### Reading passage

The first step to lowering your blood pressure is to drink more water. Drinking more water may allow you to cut down on your consumption of sugar-fuelled fizzy drinks, but there is also a much more scientific theory behind it. If you fail to drink enough water your blood pressure will raise in two ways. Firstly, your body will start to retain sodium. Sodium is the body’s backup to water, by being under-hydrated, your body will shut down its capillary beds. Capillaries are microscopic blood vessels that connect the arterioles with the venules. If these shut down, it puts more pressure on the remaining capillaries and arteries and increases your blood pressure. It is recommended that an adult drinks around two litres of water each day.
What foods can I add to my diet to improve my blood pressure?
Once your body is taking on the right fluids, it is time to look at your diet. Reducing the amount of fat and sugar you have in your diet will always be the basis for any health improvements. Fat builds up inside the wall of the blood vessels and hardens. This reduces the size of the arteries, forcing the heart to work harder to pump blood around the body. Saturated fat is much worse for the body than unsaturated fat, hence the need for us to consume considerably less of it.
However, there are certain foods that have a direct correlation with reducing blood pressure, anyone with high blood pressure or looking to bring their blood pressure down should consider incorporating these foods into their diet where possible.
Fruits such as berries and strawberries contain an antioxidant that is connected to reducing high blood pressure, meanwhile bananas contain potassium. Potassium is said to reduce the effects of sodium, therefore alleviating tension in the walls of the blood vessels. Kiwis are rich in Vitamin C, which can improve blood pressure and is easy to add to a smoothie or snack at work. Watermelon, another fruit, contains an amino acid called citrulline. This amino acid helps the body to produce a gas that relaxes blood vessels. Oats, leafy green vegetables and garlic are also all said to improve heart rate, as does natural yoghurt.
These foods are all incredibly simple, cheap and readily available to buy, as well as easy to incorporate into your diet.
Exercising to reduce your blood pressure
What sort of exercise shall I do?
Combined with your new diet you will, of course, need to exercise to reduce your high blood pressure and the health risks that come with it.
The best form of exercising when high blood pressure is a factor is light cardio work, building up to a more strenuous workout. Ensure you measure your blood pressure before you start exercising, in the morning per say. Keep a record of your blood pressure and make sure you always measure your blood pressure at the same time on a regular basis. There will always be factors that contribute towards your blood pressure such as what you’ve eaten and how long you’ve slept, however keeping your times consistent will ensure you have an accurate reading as possible.

######

* Assigned task 1
According to the passage on lowering blood pressure, why should blood pressure be measured at the same time on a regular basis? Answer in one to three sentences.
* Assigned task 2
List every fruit named in the passage on lowering blood pressure.
The items that follow come from a separate source.

### Information

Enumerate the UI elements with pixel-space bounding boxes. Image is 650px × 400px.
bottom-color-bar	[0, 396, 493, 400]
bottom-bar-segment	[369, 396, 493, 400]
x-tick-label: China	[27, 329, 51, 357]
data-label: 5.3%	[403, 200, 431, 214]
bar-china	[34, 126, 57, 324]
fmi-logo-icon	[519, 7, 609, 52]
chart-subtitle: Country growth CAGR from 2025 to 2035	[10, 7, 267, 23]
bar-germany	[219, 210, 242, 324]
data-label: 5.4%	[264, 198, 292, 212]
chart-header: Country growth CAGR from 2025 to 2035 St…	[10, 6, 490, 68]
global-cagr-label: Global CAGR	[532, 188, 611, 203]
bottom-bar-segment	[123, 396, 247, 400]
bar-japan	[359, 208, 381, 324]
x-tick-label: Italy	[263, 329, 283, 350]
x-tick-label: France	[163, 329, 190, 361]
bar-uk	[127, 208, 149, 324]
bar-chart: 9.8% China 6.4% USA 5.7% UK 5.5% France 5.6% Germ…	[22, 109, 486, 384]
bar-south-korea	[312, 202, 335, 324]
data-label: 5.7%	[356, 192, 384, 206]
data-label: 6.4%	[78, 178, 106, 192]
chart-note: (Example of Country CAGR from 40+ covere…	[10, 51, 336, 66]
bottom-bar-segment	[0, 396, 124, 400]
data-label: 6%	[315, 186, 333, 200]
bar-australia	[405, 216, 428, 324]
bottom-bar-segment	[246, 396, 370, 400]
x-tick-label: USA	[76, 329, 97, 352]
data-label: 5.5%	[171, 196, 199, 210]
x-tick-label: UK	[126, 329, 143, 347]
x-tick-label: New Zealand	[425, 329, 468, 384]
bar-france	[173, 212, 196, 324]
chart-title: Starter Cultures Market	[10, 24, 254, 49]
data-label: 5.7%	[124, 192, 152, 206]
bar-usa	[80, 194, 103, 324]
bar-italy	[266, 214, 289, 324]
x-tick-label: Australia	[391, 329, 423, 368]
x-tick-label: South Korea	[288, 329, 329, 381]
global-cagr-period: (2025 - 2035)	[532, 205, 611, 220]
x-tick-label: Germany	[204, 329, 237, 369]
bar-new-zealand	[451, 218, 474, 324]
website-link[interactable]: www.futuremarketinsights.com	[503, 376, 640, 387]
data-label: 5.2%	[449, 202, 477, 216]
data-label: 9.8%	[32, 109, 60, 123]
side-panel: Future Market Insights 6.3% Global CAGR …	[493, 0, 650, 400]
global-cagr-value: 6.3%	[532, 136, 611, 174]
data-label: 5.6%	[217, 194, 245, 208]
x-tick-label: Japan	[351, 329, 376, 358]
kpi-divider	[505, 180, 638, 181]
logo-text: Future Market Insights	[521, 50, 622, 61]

######

* Result 1
Factors such as what you've eaten and how long you've slept always affect blood pressure. Keeping measurement times consistent ensures the readings are as accurate as possible.

* Result 2
Berries, strawberries, bananas, kiwis, watermelon